## PROBLEM TO WORK ON
Copy each line below without leaving any out.

## RECORDS SUPPLIED
────

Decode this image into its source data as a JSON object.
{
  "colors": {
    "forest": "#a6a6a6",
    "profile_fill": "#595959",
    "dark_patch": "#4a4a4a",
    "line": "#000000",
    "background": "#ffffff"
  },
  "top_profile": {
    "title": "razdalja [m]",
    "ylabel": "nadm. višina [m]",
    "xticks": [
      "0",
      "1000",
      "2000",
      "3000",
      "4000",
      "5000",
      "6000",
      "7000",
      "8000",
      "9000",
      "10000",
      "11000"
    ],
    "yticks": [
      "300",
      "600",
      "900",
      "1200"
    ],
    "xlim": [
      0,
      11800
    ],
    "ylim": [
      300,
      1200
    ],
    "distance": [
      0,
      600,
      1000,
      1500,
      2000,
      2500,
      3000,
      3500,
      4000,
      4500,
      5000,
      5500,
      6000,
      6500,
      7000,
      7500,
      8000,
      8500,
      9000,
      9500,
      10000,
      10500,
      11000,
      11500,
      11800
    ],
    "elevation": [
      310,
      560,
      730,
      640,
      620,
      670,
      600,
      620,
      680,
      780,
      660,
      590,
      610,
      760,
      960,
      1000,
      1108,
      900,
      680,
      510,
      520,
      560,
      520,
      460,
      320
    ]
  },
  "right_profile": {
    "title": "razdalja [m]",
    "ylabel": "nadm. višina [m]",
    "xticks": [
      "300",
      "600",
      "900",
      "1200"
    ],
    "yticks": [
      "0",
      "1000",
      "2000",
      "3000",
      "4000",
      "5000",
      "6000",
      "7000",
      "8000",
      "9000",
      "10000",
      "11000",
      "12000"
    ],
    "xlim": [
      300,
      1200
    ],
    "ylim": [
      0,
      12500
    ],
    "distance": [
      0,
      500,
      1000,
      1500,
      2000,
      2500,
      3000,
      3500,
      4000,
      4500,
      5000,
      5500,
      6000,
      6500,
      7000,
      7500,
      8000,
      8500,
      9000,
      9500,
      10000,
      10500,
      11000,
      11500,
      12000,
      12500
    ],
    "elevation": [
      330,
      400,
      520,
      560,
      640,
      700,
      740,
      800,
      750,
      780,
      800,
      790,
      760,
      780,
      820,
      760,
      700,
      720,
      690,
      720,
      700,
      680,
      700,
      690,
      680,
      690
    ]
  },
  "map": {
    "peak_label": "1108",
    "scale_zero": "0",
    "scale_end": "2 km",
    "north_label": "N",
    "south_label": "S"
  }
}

────

## SOLUTION TO THE PROBLEM
Decode this image into its source data as a JSON object.
{
  "colors": {
    "forest": "#a6a6a6",
    "profile_fill": "#595959",
    "dark_patch": "#4a4a4a",
    "line": "#000000",
    "background": "#ffffff"
  },
  "top_profile": {
    "title": "razdalja [m]",
    "ylabel": "nadm. višina [m]",
    "xticks": [
      "0",
      "1000",
      "2000",
      "3000",
      "4000",
      "5000",
      "6000",
      "7000",
      "8000",
      "9000",
      "10000",
      "11000"
    ],
    "yticks": [
      "300",
      "600",
      "900",
      "1200"
    ],
    "xlim": [
      0,
      11800
    ],
    "ylim": [
      300,
      1200
    ],
    "distance": [
      0,
      600,
      1000,
      1500,
      2000,
      2500,
      3000,
      3500,
      4000,
      4500,
      5000,
      5500,
      6000,
      6500,
      7000,
      7500,
      8000,
      8500,
      9000,
      9500,
      10000,
      10500,
      11000,
      11500,
      11800
    ],
    "elevation": [
      310,
      560,
      730,
      640,
      620,
      670,
      600,
      620,
      680,
      780,
      660,
      590,
      610,
      760,
      960,
      1000,
      1108,
      900,
      680,
      510,
      520,
      560,
      520,
      460,
      320
    ]
  },
  "right_profile": {
    "title": "razdalja [m]",
    "ylabel": "nadm. višina [m]",
    "xticks": [
      "300",
      "600",
      "900",
      "1200"
    ],
    "yticks": [
      "0",
      "1000",
      "2000",
      "3000",
      "4000",
      "5000",
      "6000",
      "7000",
      "8000",
      "9000",
      "10000",
      "11000",
      "12000"
    ],
    "xlim": [
      300,
      1200
    ],
    "ylim": [
      0,
      12500
    ],
    "distance": [
      0,
      500,
      1000,
      1500,
      2000,
      2500,
      3000,
      3500,
      4000,
      4500,
      5000,
      5500,
      6000,
      6500,
      7000,
      7500,
      8000,
      8500,
      9000,
      9500,
      10000,
      10500,
      11000,
      11500,
      12000,
      12500
    ],
    "elevation": [
      330,
      400,
      520,
      560,
      640,
      700,
      740,
      800,
      750,
      780,
      800,
      790,
      760,
      780,
      820,
      760,
      700,
      720,
      690,
      720,
      700,
      680,
      700,
      690,
      680,
      690
    ]
  },
  "map": {
    "peak_label": "1108",
    "scale_zero": "0",
    "scale_end": "2 km",
    "north_label": "N",
    "south_label": "S"
  }
}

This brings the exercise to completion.